● **Exercise requirements**:
Reply with one number: the count of lines in the listing that contain the string "ЭПИЗОДЫ".

● **Recorded information**:
┌────────
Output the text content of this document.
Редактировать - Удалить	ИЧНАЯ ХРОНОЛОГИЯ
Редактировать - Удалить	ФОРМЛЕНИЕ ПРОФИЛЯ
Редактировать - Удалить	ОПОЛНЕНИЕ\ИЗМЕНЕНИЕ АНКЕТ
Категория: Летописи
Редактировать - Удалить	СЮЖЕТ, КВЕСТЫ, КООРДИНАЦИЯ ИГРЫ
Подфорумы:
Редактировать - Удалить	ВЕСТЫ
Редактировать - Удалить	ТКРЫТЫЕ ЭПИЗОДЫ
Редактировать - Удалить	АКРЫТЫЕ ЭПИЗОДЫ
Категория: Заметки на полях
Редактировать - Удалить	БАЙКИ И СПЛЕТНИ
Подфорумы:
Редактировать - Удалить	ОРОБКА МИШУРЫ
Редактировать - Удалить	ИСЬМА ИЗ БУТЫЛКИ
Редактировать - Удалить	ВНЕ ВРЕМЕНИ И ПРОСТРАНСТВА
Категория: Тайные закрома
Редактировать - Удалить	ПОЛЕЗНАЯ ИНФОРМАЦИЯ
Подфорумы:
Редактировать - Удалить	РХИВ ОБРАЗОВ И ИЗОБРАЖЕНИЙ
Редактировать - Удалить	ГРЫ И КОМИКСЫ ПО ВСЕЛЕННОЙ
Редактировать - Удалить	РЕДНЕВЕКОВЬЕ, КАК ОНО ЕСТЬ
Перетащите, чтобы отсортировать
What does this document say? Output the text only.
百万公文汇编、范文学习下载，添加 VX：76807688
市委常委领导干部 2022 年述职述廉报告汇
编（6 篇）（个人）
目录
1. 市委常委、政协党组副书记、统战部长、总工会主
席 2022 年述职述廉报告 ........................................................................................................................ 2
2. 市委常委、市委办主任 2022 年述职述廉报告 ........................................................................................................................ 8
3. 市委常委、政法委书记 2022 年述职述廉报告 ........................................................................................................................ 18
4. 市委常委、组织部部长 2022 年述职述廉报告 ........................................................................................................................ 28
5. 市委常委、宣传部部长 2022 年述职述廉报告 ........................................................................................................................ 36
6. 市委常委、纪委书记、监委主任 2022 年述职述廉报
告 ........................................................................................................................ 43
└────────
● **Response for this exercise**:
2